Dataset records:
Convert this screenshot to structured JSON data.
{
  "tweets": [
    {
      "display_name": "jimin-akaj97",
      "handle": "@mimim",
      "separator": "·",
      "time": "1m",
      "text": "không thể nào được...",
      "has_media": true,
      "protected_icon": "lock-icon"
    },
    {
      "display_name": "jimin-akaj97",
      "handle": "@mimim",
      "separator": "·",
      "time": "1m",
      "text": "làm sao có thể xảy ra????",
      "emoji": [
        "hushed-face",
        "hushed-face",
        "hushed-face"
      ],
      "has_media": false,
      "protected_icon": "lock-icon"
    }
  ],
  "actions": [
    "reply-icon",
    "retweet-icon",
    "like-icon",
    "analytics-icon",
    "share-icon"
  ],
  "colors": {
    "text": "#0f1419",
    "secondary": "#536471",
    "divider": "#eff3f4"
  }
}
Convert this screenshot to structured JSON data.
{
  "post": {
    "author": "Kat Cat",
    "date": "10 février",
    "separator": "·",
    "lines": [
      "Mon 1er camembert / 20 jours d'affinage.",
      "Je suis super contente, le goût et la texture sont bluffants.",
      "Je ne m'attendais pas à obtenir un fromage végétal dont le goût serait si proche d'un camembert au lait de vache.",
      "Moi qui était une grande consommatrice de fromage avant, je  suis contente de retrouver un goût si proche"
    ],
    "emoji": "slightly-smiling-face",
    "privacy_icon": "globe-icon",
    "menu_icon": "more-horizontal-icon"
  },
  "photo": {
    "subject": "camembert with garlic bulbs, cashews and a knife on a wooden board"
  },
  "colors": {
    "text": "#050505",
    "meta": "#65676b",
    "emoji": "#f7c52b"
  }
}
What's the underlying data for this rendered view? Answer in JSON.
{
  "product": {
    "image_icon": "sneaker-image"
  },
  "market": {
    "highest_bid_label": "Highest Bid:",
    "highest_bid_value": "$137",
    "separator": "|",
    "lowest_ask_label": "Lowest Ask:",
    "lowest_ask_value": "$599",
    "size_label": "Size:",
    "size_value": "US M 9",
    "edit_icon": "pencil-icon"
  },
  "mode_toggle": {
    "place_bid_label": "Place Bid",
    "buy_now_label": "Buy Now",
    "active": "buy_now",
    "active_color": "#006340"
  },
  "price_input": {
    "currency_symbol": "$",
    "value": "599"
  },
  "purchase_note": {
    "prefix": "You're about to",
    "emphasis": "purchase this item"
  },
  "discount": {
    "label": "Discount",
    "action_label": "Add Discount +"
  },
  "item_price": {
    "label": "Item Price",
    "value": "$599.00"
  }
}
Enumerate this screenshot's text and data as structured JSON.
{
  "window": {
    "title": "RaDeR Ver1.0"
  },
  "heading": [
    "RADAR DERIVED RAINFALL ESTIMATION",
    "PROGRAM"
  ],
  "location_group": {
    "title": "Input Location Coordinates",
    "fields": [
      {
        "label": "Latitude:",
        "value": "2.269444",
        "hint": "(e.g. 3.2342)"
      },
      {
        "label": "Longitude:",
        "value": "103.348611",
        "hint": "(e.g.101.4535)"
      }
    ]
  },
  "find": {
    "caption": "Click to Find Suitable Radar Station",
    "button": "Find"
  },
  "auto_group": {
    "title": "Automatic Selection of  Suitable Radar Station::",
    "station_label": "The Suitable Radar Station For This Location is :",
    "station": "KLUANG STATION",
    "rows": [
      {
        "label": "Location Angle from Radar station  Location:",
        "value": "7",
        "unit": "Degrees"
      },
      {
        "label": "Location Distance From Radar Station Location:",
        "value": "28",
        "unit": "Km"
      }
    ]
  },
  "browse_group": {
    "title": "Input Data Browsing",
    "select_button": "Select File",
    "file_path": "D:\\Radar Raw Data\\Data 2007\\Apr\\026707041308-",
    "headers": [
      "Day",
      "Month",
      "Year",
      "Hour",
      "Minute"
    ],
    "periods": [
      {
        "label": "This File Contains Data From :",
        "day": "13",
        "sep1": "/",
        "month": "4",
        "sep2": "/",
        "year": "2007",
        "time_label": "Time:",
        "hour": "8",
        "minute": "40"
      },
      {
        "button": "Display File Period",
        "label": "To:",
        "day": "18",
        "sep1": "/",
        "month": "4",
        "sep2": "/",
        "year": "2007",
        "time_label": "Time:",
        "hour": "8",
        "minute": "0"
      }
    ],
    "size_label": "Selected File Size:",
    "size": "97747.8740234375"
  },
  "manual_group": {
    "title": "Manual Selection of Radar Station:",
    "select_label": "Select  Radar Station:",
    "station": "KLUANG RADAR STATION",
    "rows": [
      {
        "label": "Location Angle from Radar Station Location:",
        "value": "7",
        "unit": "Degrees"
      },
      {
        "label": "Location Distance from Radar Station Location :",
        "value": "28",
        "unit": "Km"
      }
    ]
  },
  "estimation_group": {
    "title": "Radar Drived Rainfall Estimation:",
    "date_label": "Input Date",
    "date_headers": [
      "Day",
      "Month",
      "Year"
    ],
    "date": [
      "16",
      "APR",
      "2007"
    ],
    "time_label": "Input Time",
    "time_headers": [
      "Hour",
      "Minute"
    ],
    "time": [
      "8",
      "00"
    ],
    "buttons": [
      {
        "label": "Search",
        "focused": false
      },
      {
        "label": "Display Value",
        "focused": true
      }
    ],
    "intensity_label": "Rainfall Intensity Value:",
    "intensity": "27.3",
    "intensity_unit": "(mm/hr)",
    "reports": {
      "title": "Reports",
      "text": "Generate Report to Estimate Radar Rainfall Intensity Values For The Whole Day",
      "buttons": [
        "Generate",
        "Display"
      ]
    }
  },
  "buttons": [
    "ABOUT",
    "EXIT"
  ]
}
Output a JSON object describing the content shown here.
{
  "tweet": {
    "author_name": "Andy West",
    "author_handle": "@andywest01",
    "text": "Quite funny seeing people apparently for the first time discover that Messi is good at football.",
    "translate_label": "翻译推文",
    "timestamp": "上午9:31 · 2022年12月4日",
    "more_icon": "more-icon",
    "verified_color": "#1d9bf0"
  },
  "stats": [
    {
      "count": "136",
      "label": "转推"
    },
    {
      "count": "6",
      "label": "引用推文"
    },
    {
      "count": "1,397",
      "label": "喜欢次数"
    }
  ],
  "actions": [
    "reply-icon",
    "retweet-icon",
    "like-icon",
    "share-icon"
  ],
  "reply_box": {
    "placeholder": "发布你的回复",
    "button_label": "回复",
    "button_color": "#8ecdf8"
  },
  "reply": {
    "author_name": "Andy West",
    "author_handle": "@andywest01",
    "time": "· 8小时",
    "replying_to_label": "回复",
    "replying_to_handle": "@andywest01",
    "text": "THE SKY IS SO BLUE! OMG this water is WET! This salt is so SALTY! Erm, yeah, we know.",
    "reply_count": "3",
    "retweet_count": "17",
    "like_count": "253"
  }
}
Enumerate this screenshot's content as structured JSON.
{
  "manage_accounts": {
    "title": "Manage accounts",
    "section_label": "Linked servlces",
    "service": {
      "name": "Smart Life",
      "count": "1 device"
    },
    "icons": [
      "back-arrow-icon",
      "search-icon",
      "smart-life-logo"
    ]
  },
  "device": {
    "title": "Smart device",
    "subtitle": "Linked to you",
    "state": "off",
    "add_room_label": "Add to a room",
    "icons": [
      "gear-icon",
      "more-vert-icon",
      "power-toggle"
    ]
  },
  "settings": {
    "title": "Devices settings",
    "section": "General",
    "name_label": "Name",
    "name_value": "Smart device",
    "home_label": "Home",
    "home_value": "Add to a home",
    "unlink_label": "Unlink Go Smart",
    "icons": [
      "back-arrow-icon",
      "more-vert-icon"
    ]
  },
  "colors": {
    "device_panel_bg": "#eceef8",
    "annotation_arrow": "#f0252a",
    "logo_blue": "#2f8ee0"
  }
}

What you should do: Search the listing for the word "face". Copy every line in which it occurs.

Response to this exercise:
        "hushed-face",
        "hushed-face",
        "hushed-face"
    "emoji": "slightly-smiling-face",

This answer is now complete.